[The problem]
Write out each line from the data below that includes the word "Avoirs".

- - - -

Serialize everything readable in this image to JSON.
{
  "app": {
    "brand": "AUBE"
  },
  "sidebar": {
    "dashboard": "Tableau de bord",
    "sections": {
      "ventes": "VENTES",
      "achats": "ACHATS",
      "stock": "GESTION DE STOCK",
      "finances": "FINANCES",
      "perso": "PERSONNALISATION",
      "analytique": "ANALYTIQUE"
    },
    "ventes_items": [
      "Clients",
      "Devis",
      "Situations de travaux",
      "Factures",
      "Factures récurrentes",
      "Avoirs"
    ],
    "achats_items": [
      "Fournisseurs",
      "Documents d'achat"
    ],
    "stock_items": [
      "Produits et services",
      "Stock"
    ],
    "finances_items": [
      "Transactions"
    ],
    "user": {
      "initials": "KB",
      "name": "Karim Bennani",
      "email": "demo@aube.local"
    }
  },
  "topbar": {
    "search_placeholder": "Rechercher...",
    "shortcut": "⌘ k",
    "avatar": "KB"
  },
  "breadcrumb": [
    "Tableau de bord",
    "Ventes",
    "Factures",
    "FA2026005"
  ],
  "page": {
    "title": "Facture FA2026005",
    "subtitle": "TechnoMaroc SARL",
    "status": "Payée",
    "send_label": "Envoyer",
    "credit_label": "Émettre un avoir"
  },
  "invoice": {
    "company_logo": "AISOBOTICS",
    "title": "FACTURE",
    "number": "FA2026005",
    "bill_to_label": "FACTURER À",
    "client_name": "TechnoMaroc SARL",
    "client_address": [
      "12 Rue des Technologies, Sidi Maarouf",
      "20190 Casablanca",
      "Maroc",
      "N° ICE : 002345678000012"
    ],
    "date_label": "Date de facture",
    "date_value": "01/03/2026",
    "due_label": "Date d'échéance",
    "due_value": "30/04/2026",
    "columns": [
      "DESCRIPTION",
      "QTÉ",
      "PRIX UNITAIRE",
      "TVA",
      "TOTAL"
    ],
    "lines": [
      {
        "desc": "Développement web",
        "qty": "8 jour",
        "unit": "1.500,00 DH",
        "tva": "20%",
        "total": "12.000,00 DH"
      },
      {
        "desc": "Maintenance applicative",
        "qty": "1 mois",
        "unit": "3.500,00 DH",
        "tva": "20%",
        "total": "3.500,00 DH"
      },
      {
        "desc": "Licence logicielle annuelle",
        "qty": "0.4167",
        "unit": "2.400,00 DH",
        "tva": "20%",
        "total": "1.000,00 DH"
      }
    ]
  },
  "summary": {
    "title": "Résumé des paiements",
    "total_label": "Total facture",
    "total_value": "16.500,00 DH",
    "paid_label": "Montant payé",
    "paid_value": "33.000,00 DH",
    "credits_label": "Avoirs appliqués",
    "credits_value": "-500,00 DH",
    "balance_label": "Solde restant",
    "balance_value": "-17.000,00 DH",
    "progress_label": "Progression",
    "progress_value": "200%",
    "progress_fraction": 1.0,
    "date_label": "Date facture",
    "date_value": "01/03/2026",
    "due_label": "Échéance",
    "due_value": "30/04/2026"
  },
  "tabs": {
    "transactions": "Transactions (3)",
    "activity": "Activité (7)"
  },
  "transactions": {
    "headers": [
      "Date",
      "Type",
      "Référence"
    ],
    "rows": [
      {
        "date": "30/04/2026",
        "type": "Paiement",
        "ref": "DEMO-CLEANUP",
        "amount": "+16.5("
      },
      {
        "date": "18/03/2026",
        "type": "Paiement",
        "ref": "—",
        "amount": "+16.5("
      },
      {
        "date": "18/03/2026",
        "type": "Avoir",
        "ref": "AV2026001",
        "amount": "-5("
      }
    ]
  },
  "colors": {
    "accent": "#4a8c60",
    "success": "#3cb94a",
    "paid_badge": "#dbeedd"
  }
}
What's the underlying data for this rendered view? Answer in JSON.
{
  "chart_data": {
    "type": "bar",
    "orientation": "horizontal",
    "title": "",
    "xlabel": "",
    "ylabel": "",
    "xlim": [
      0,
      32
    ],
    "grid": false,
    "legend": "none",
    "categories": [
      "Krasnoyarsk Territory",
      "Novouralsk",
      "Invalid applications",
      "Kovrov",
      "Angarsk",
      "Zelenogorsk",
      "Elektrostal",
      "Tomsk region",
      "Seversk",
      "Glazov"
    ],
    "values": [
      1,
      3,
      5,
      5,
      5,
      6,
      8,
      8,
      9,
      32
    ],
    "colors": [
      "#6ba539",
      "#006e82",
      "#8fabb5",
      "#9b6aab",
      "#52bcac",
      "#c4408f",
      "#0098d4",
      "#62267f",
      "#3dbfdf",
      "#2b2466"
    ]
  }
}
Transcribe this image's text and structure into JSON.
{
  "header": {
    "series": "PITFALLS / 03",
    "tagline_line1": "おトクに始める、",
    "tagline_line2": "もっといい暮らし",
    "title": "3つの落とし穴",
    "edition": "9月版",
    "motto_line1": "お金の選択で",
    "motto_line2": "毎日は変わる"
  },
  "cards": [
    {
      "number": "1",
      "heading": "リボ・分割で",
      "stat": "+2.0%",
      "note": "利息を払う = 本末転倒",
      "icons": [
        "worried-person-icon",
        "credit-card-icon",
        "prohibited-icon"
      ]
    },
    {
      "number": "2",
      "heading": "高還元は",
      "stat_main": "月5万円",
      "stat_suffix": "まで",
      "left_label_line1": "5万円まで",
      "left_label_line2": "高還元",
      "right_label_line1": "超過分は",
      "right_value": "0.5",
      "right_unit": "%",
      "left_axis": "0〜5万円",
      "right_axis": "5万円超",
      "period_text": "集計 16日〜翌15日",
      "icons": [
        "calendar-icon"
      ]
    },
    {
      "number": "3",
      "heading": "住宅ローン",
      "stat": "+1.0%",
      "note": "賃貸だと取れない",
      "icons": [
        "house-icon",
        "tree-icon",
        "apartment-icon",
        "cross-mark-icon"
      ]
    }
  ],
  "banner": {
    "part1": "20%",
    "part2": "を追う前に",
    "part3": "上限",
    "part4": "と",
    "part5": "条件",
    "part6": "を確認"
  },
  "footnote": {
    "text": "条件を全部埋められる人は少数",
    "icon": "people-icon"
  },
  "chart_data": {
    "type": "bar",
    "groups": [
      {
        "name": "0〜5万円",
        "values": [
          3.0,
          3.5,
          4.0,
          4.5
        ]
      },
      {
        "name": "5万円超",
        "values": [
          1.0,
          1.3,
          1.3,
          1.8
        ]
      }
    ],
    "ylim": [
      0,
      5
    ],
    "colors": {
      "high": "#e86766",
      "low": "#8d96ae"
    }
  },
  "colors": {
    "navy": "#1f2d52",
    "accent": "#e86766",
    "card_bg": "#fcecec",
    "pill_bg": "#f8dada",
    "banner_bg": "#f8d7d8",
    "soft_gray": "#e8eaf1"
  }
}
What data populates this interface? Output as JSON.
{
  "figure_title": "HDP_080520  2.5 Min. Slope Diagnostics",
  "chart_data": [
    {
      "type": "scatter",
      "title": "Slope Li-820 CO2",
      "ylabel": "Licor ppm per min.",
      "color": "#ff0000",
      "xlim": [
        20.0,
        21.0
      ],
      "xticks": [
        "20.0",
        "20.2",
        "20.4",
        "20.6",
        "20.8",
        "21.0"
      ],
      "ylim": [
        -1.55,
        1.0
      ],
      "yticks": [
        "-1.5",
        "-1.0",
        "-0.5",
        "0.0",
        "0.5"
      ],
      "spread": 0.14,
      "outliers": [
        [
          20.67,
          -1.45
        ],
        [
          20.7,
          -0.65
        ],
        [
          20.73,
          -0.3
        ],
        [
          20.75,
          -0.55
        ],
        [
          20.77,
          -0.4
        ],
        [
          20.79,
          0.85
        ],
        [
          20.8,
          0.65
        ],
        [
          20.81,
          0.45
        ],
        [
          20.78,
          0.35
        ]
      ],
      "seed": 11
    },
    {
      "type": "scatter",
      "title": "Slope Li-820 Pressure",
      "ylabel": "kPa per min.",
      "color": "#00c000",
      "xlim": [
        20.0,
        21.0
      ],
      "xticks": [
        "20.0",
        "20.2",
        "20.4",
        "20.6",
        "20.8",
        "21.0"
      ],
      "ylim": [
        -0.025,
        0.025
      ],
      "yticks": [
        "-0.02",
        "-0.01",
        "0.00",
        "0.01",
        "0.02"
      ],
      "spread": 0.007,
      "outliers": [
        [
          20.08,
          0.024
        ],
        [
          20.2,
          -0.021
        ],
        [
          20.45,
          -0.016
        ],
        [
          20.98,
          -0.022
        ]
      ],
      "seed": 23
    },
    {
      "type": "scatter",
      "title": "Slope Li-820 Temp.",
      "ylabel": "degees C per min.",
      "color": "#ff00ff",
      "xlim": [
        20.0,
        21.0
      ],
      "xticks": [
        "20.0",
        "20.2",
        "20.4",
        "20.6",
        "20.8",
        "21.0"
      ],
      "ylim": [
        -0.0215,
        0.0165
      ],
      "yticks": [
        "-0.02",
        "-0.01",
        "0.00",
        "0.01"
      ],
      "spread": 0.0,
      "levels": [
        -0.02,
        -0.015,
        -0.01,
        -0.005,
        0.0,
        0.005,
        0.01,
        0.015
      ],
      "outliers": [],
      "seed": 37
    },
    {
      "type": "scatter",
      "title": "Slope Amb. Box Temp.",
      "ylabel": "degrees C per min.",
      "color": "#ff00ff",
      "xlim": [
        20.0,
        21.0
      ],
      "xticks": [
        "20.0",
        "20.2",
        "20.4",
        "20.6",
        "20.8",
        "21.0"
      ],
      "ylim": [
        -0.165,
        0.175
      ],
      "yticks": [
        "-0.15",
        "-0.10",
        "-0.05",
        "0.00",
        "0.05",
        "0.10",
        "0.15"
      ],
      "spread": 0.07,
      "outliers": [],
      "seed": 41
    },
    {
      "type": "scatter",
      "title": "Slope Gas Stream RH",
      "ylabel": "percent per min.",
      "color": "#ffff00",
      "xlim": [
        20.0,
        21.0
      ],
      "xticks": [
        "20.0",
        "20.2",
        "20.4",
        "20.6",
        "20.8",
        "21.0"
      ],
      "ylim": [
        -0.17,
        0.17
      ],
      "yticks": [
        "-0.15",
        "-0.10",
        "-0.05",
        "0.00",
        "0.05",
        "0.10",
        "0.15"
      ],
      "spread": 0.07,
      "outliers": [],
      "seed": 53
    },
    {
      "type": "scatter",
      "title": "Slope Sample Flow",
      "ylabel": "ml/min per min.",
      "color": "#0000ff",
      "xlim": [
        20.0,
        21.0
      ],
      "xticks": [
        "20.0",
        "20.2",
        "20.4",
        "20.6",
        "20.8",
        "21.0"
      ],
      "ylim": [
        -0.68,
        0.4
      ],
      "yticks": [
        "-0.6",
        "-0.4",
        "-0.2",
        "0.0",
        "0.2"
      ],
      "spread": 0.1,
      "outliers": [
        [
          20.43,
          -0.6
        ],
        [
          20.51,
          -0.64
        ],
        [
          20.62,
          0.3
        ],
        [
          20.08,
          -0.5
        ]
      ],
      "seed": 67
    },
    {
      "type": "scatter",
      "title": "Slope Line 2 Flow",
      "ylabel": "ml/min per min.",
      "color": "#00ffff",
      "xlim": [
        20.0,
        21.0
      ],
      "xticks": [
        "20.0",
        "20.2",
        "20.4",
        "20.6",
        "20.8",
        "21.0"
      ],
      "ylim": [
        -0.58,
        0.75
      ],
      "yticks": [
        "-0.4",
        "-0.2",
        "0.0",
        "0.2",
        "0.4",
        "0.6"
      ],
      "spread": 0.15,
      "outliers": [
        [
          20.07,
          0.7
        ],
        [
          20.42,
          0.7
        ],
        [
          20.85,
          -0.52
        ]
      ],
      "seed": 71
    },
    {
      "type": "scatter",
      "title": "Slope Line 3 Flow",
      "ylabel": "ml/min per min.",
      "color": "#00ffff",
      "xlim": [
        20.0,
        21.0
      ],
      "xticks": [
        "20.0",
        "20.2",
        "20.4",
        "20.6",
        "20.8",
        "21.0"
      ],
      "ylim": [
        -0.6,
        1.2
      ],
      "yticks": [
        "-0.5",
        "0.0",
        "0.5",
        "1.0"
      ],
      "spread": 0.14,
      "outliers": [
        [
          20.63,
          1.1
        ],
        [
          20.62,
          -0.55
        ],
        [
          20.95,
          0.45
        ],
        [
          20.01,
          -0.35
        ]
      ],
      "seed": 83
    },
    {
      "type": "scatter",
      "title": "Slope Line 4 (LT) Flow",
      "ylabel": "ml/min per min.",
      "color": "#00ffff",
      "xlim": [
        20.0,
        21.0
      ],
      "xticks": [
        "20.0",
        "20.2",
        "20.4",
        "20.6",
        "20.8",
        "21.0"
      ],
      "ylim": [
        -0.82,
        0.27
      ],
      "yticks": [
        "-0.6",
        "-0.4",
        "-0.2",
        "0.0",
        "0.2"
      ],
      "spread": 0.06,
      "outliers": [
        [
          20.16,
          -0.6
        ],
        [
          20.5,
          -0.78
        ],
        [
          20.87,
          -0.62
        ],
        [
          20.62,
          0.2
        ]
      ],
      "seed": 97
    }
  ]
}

- - - -

[Task result]
      "Avoirs"
    "credits_label": "Avoirs appliqués",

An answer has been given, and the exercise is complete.